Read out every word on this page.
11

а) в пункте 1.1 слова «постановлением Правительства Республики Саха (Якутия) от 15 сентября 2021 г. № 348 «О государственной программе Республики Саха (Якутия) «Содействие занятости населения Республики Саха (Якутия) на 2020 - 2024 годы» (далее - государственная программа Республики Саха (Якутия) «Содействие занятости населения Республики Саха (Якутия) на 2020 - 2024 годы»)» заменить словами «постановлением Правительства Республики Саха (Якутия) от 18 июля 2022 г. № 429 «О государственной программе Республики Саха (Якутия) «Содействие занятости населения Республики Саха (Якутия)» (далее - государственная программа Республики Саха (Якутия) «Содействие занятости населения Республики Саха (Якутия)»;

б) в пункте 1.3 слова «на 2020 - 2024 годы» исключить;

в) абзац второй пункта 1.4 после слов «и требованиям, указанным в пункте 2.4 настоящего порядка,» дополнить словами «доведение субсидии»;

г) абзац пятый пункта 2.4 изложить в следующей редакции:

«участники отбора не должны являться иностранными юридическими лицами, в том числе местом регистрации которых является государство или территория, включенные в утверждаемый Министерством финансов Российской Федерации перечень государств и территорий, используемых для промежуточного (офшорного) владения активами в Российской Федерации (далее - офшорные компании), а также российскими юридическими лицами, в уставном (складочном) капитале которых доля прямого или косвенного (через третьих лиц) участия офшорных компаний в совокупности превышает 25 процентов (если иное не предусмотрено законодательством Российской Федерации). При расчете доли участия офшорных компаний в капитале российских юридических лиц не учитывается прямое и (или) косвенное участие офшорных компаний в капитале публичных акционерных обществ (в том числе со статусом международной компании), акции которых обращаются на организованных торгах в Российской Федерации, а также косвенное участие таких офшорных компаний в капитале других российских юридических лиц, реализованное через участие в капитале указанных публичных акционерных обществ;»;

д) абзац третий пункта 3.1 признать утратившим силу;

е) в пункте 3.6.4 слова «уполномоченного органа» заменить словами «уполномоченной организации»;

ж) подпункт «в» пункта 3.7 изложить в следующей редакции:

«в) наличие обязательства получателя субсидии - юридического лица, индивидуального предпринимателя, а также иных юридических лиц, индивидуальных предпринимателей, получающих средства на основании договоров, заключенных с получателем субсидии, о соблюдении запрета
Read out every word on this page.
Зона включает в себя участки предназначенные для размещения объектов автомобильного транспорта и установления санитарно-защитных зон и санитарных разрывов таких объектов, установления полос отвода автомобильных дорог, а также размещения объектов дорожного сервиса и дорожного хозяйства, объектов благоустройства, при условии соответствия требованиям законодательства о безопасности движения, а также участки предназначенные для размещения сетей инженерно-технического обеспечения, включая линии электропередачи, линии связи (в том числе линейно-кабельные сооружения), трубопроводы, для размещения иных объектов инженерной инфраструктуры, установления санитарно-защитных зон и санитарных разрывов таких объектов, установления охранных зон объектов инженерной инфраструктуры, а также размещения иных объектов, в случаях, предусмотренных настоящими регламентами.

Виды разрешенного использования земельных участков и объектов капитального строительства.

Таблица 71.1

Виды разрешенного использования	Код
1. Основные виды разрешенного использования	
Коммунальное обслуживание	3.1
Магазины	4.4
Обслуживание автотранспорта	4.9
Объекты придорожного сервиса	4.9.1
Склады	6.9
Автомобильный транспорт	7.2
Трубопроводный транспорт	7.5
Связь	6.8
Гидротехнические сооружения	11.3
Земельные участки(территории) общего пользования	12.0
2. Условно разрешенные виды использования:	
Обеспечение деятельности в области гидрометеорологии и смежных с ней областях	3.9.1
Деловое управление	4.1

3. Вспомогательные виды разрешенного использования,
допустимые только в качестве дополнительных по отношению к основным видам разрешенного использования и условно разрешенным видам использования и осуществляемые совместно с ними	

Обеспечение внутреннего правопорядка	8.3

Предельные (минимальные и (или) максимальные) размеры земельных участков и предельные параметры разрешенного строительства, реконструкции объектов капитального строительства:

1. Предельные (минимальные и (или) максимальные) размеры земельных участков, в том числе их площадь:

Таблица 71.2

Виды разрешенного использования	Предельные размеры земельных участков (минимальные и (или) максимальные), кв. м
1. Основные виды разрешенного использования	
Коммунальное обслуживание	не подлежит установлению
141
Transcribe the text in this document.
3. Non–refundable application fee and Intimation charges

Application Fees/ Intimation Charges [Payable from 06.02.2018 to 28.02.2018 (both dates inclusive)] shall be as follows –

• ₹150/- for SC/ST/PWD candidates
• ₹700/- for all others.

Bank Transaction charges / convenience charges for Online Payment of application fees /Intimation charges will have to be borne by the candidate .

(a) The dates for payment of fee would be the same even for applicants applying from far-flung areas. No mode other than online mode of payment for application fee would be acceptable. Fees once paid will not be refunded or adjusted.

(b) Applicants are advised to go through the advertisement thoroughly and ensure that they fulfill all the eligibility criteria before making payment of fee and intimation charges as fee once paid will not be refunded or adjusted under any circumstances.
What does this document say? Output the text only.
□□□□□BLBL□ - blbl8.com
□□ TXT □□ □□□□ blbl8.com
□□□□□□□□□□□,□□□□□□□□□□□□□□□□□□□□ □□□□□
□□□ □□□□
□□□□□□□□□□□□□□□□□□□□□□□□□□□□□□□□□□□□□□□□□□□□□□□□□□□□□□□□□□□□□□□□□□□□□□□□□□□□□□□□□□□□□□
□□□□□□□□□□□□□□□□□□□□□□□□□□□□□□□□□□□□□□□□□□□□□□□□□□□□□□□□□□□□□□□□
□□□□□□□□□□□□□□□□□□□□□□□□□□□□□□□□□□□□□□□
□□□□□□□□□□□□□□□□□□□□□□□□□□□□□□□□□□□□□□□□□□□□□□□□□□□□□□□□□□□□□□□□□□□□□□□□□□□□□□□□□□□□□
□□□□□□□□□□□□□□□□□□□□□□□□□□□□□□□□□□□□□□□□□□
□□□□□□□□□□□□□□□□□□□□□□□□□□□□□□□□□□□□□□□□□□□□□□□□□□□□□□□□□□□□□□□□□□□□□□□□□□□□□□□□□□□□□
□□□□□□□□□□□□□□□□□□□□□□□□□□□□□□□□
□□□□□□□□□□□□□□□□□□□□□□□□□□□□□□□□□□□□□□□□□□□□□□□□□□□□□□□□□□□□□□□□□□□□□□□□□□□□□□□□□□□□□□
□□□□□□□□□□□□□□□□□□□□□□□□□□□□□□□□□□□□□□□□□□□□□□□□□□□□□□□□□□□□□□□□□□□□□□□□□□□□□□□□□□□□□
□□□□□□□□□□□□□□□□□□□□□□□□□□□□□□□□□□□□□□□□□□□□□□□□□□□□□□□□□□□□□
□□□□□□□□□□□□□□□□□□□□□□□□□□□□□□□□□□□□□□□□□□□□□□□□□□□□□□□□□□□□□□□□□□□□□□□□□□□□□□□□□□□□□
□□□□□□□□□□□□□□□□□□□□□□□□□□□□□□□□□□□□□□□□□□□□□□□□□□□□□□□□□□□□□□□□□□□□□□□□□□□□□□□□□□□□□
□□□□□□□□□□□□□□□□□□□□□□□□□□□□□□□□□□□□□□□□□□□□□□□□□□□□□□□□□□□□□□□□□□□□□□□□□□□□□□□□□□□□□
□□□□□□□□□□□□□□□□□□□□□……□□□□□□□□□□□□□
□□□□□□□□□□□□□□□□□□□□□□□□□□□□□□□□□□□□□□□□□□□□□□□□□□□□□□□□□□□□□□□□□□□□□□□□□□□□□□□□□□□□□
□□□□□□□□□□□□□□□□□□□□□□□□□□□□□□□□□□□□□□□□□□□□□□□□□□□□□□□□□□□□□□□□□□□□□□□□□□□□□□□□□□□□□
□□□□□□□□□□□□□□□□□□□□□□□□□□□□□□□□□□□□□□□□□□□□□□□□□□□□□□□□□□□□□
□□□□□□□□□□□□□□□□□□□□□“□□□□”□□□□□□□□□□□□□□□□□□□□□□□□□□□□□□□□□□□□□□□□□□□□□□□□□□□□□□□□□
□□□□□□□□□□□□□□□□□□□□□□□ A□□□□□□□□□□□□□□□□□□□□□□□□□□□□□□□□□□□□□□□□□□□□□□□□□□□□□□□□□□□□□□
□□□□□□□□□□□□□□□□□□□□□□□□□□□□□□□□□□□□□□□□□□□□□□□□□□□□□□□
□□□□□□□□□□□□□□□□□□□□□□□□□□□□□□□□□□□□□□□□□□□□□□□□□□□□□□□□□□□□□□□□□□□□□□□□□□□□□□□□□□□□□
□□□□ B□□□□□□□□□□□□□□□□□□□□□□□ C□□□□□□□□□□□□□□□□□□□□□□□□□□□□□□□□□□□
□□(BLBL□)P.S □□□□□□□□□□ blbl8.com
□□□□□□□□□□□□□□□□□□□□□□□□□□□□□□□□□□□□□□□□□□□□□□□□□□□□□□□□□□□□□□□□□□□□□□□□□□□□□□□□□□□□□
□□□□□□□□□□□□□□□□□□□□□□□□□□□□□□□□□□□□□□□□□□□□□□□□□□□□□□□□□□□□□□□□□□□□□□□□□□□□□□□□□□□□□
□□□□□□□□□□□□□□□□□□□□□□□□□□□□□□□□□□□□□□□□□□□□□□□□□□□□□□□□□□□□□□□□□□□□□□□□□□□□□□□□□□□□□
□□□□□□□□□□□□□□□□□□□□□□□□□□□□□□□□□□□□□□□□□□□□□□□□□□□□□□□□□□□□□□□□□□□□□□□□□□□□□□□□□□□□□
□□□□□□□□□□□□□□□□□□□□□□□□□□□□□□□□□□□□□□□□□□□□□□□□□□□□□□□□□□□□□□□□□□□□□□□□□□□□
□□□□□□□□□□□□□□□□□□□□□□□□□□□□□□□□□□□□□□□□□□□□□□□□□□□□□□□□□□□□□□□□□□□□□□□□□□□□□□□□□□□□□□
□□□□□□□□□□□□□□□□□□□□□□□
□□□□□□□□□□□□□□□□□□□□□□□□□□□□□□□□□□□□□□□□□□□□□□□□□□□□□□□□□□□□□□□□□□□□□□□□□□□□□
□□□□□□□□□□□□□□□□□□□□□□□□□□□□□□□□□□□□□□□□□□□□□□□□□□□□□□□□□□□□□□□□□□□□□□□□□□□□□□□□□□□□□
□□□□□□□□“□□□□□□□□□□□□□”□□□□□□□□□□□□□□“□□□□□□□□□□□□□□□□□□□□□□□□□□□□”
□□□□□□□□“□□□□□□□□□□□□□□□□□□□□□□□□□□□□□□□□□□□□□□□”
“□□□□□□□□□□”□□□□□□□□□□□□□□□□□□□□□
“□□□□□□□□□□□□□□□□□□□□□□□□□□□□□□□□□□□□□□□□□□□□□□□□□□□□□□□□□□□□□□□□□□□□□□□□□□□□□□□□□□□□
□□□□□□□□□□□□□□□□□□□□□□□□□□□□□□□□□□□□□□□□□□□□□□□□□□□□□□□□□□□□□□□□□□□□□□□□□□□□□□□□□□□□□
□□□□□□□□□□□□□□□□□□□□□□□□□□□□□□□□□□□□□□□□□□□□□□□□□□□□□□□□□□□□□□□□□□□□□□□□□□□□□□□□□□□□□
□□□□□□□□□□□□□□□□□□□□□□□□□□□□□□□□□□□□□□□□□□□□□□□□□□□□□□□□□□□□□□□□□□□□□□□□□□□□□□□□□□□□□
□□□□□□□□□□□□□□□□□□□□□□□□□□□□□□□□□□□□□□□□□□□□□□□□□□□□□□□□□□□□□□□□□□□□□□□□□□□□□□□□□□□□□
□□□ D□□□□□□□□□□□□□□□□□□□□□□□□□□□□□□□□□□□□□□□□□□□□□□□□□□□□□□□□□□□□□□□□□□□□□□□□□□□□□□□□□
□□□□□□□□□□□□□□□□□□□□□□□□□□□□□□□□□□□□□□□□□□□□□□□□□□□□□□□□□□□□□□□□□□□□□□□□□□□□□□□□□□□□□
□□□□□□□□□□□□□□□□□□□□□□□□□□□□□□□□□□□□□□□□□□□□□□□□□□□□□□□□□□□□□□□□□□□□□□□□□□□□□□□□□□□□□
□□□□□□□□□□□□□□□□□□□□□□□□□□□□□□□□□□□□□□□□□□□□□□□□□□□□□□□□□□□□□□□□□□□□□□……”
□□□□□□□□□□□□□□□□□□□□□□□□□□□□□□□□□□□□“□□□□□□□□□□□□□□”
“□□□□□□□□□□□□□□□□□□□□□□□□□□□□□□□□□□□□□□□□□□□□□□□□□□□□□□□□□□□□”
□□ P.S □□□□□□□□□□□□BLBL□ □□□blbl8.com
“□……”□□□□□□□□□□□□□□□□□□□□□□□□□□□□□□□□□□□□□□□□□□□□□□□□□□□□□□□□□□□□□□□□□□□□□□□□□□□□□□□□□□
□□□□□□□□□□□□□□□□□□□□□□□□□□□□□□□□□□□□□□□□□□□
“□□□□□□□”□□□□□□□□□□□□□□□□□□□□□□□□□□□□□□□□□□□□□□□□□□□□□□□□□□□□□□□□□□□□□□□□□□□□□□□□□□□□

- - - - -

→ **Problem to work on**
Search the entries for the string "субсидии" and collect each line that has it.

→ **Exercise answer**
в) абзац второй пункта 1.4 после слов «и требованиям, указанным в пункте 2.4 настоящего порядка,» дополнить словами «доведение субсидии»;
«в) наличие обязательства получателя субсидии - юридического лица, индивидуального предпринимателя, а также иных юридических лиц, индивидуальных предпринимателей, получающих средства на основании договоров, заключенных с получателем субсидии, о соблюдении запрета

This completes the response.